### Given entries
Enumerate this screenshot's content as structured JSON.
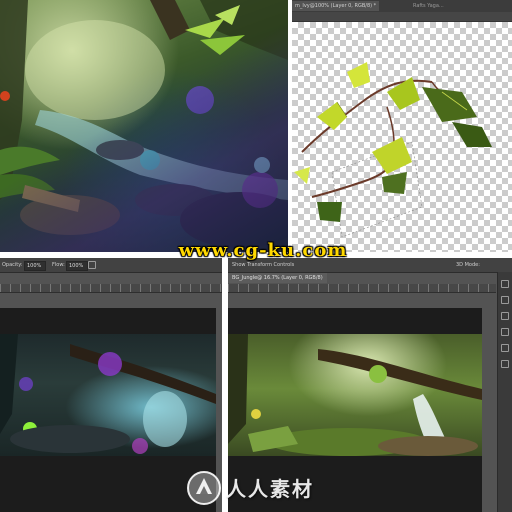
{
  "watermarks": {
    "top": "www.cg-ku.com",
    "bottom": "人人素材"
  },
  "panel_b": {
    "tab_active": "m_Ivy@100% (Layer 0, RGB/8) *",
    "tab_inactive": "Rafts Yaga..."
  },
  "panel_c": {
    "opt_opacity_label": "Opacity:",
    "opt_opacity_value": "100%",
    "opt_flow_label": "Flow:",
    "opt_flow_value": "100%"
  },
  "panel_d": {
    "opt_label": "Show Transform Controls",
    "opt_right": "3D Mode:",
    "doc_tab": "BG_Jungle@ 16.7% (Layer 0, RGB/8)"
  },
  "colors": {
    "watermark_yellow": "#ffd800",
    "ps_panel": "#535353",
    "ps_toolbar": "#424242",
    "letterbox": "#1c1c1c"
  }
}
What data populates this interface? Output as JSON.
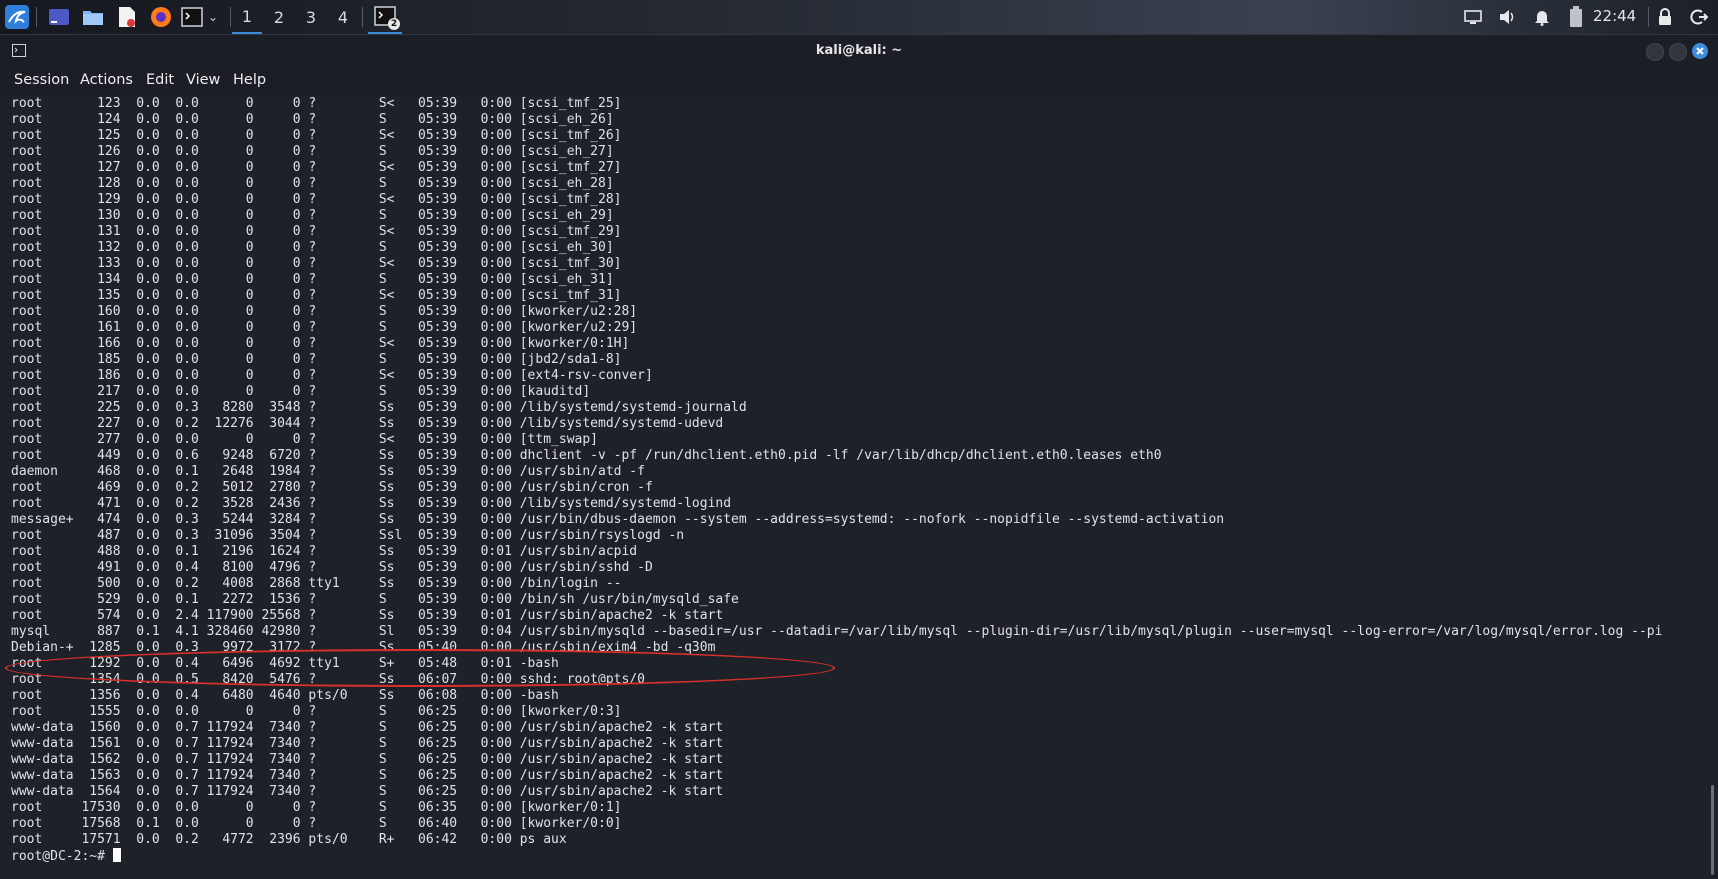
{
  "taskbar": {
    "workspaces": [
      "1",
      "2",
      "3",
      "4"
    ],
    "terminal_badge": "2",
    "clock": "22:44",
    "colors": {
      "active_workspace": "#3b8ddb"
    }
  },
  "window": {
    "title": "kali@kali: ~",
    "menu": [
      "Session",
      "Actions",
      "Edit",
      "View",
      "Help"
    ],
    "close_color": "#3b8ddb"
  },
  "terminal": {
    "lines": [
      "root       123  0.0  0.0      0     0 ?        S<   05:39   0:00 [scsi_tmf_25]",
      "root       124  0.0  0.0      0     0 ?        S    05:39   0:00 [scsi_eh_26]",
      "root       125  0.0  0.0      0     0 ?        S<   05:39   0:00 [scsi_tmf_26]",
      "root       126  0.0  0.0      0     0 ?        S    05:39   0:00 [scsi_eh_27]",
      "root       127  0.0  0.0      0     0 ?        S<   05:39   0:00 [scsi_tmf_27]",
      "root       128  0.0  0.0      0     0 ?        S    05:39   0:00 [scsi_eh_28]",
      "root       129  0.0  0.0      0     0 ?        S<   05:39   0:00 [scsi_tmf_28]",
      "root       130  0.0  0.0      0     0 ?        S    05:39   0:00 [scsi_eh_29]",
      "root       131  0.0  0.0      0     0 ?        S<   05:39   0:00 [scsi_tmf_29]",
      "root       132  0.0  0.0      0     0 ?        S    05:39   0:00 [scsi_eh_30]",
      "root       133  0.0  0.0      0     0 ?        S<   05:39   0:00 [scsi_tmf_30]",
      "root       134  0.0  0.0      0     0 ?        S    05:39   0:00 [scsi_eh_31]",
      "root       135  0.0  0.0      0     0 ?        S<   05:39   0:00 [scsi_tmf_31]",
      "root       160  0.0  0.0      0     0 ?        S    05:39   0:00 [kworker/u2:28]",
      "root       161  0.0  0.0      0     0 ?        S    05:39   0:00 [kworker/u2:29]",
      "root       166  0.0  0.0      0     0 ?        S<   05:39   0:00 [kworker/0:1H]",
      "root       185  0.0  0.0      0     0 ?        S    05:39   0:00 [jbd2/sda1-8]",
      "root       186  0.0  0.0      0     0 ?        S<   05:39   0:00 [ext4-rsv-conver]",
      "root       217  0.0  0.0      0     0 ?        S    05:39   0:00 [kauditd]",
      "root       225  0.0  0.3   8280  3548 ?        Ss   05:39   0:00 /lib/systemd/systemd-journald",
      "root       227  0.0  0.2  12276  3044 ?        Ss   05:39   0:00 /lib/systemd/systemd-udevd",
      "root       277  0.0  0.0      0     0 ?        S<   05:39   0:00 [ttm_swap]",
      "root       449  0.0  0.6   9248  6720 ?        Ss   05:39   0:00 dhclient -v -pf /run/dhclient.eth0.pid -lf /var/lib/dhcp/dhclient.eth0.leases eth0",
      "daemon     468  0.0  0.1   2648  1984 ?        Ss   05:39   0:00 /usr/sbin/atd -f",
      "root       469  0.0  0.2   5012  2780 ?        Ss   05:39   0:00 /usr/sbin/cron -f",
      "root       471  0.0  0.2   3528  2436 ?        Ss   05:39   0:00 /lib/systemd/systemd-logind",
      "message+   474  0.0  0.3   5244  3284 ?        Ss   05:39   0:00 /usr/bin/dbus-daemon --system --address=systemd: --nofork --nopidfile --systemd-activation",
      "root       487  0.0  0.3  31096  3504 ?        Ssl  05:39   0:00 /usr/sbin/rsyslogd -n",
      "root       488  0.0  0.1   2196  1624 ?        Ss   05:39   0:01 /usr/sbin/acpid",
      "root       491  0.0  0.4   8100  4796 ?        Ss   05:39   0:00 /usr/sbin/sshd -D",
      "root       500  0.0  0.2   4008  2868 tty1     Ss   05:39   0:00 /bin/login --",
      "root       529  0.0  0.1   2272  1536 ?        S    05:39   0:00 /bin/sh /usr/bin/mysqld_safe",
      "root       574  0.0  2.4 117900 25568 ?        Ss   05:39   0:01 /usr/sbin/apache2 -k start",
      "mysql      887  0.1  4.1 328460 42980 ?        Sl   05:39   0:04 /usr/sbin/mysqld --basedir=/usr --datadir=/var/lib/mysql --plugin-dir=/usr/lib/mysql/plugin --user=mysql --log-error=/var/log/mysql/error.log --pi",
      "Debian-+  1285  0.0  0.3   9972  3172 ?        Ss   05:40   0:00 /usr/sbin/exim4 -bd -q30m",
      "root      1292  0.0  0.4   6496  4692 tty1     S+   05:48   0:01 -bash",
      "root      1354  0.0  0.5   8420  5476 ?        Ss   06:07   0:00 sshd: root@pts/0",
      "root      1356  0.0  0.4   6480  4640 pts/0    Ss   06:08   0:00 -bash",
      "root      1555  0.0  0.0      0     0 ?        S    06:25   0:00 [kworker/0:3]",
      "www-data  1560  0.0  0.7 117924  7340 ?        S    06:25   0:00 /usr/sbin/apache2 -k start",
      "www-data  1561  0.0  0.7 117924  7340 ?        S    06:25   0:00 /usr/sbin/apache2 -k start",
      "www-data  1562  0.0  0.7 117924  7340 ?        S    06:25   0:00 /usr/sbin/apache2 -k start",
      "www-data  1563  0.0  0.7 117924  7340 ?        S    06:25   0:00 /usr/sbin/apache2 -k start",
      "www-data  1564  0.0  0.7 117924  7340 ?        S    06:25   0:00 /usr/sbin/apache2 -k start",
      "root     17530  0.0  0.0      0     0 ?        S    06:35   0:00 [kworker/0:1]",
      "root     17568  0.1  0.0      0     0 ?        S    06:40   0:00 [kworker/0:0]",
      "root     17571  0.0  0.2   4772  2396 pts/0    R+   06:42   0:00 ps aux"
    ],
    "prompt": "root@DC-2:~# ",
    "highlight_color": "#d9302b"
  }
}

### Goal
Your task is to set down the records shown above exactly, minus any pictures.

### Result of the task
Enumerate this screenshot's content as structured JSON.
{
  "watermarks": {
    "top": "www.cg-ku.com",
    "bottom": "人人素材"
  },
  "panel_b": {
    "tab_active": "m_Ivy@100% (Layer 0, RGB/8) *",
    "tab_inactive": "Rafts Yaga..."
  },
  "panel_c": {
    "opt_opacity_label": "Opacity:",
    "opt_opacity_value": "100%",
    "opt_flow_label": "Flow:",
    "opt_flow_value": "100%"
  },
  "panel_d": {
    "opt_label": "Show Transform Controls",
    "opt_right": "3D Mode:",
    "doc_tab": "BG_Jungle@ 16.7% (Layer 0, RGB/8)"
  },
  "colors": {
    "watermark_yellow": "#ffd800",
    "ps_panel": "#535353",
    "ps_toolbar": "#424242",
    "letterbox": "#1c1c1c"
  }
}
What data populates this interface? Output as JSON.
{
  "taskbar": {
    "workspaces": [
      "1",
      "2",
      "3",
      "4"
    ],
    "terminal_badge": "2",
    "clock": "22:44",
    "colors": {
      "active_workspace": "#3b8ddb"
    }
  },
  "window": {
    "title": "kali@kali: ~",
    "menu": [
      "Session",
      "Actions",
      "Edit",
      "View",
      "Help"
    ],
    "close_color": "#3b8ddb"
  },
  "terminal": {
    "lines": [
      "root       123  0.0  0.0      0     0 ?        S<   05:39   0:00 [scsi_tmf_25]",
      "root       124  0.0  0.0      0     0 ?        S    05:39   0:00 [scsi_eh_26]",
      "root       125  0.0  0.0      0     0 ?        S<   05:39   0:00 [scsi_tmf_26]",
      "root       126  0.0  0.0      0     0 ?        S    05:39   0:00 [scsi_eh_27]",
      "root       127  0.0  0.0      0     0 ?        S<   05:39   0:00 [scsi_tmf_27]",
      "root       128  0.0  0.0      0     0 ?        S    05:39   0:00 [scsi_eh_28]",
      "root       129  0.0  0.0      0     0 ?        S<   05:39   0:00 [scsi_tmf_28]",
      "root       130  0.0  0.0      0     0 ?        S    05:39   0:00 [scsi_eh_29]",
      "root       131  0.0  0.0      0     0 ?        S<   05:39   0:00 [scsi_tmf_29]",
      "root       132  0.0  0.0      0     0 ?        S    05:39   0:00 [scsi_eh_30]",
      "root       133  0.0  0.0      0     0 ?        S<   05:39   0:00 [scsi_tmf_30]",
      "root       134  0.0  0.0      0     0 ?        S    05:39   0:00 [scsi_eh_31]",
      "root       135  0.0  0.0      0     0 ?        S<   05:39   0:00 [scsi_tmf_31]",
      "root       160  0.0  0.0      0     0 ?        S    05:39   0:00 [kworker/u2:28]",
      "root       161  0.0  0.0      0     0 ?        S    05:39   0:00 [kworker/u2:29]",
      "root       166  0.0  0.0      0     0 ?        S<   05:39   0:00 [kworker/0:1H]",
      "root       185  0.0  0.0      0     0 ?        S    05:39   0:00 [jbd2/sda1-8]",
      "root       186  0.0  0.0      0     0 ?        S<   05:39   0:00 [ext4-rsv-conver]",
      "root       217  0.0  0.0      0     0 ?        S    05:39   0:00 [kauditd]",
      "root       225  0.0  0.3   8280  3548 ?        Ss   05:39   0:00 /lib/systemd/systemd-journald",
      "root       227  0.0  0.2  12276  3044 ?        Ss   05:39   0:00 /lib/systemd/systemd-udevd",
      "root       277  0.0  0.0      0     0 ?        S<   05:39   0:00 [ttm_swap]",
      "root       449  0.0  0.6   9248  6720 ?        Ss   05:39   0:00 dhclient -v -pf /run/dhclient.eth0.pid -lf /var/lib/dhcp/dhclient.eth0.leases eth0",
      "daemon     468  0.0  0.1   2648  1984 ?        Ss   05:39   0:00 /usr/sbin/atd -f",
      "root       469  0.0  0.2   5012  2780 ?        Ss   05:39   0:00 /usr/sbin/cron -f",
      "root       471  0.0  0.2   3528  2436 ?        Ss   05:39   0:00 /lib/systemd/systemd-logind",
      "message+   474  0.0  0.3   5244  3284 ?        Ss   05:39   0:00 /usr/bin/dbus-daemon --system --address=systemd: --nofork --nopidfile --systemd-activation",
      "root       487  0.0  0.3  31096  3504 ?        Ssl  05:39   0:00 /usr/sbin/rsyslogd -n",
      "root       488  0.0  0.1   2196  1624 ?        Ss   05:39   0:01 /usr/sbin/acpid",
      "root       491  0.0  0.4   8100  4796 ?        Ss   05:39   0:00 /usr/sbin/sshd -D",
      "root       500  0.0  0.2   4008  2868 tty1     Ss   05:39   0:00 /bin/login --",
      "root       529  0.0  0.1   2272  1536 ?        S    05:39   0:00 /bin/sh /usr/bin/mysqld_safe",
      "root       574  0.0  2.4 117900 25568 ?        Ss   05:39   0:01 /usr/sbin/apache2 -k start",
      "mysql      887  0.1  4.1 328460 42980 ?        Sl   05:39   0:04 /usr/sbin/mysqld --basedir=/usr --datadir=/var/lib/mysql --plugin-dir=/usr/lib/mysql/plugin --user=mysql --log-error=/var/log/mysql/error.log --pi",
      "Debian-+  1285  0.0  0.3   9972  3172 ?        Ss   05:40   0:00 /usr/sbin/exim4 -bd -q30m",
      "root      1292  0.0  0.4   6496  4692 tty1     S+   05:48   0:01 -bash",
      "root      1354  0.0  0.5   8420  5476 ?        Ss   06:07   0:00 sshd: root@pts/0",
      "root      1356  0.0  0.4   6480  4640 pts/0    Ss   06:08   0:00 -bash",
      "root      1555  0.0  0.0      0     0 ?        S    06:25   0:00 [kworker/0:3]",
      "www-data  1560  0.0  0.7 117924  7340 ?        S    06:25   0:00 /usr/sbin/apache2 -k start",
      "www-data  1561  0.0  0.7 117924  7340 ?        S    06:25   0:00 /usr/sbin/apache2 -k start",
      "www-data  1562  0.0  0.7 117924  7340 ?        S    06:25   0:00 /usr/sbin/apache2 -k start",
      "www-data  1563  0.0  0.7 117924  7340 ?        S    06:25   0:00 /usr/sbin/apache2 -k start",
      "www-data  1564  0.0  0.7 117924  7340 ?        S    06:25   0:00 /usr/sbin/apache2 -k start",
      "root     17530  0.0  0.0      0     0 ?        S    06:35   0:00 [kworker/0:1]",
      "root     17568  0.1  0.0      0     0 ?        S    06:40   0:00 [kworker/0:0]",
      "root     17571  0.0  0.2   4772  2396 pts/0    R+   06:42   0:00 ps aux"
    ],
    "prompt": "root@DC-2:~# ",
    "highlight_color": "#d9302b"
  }
}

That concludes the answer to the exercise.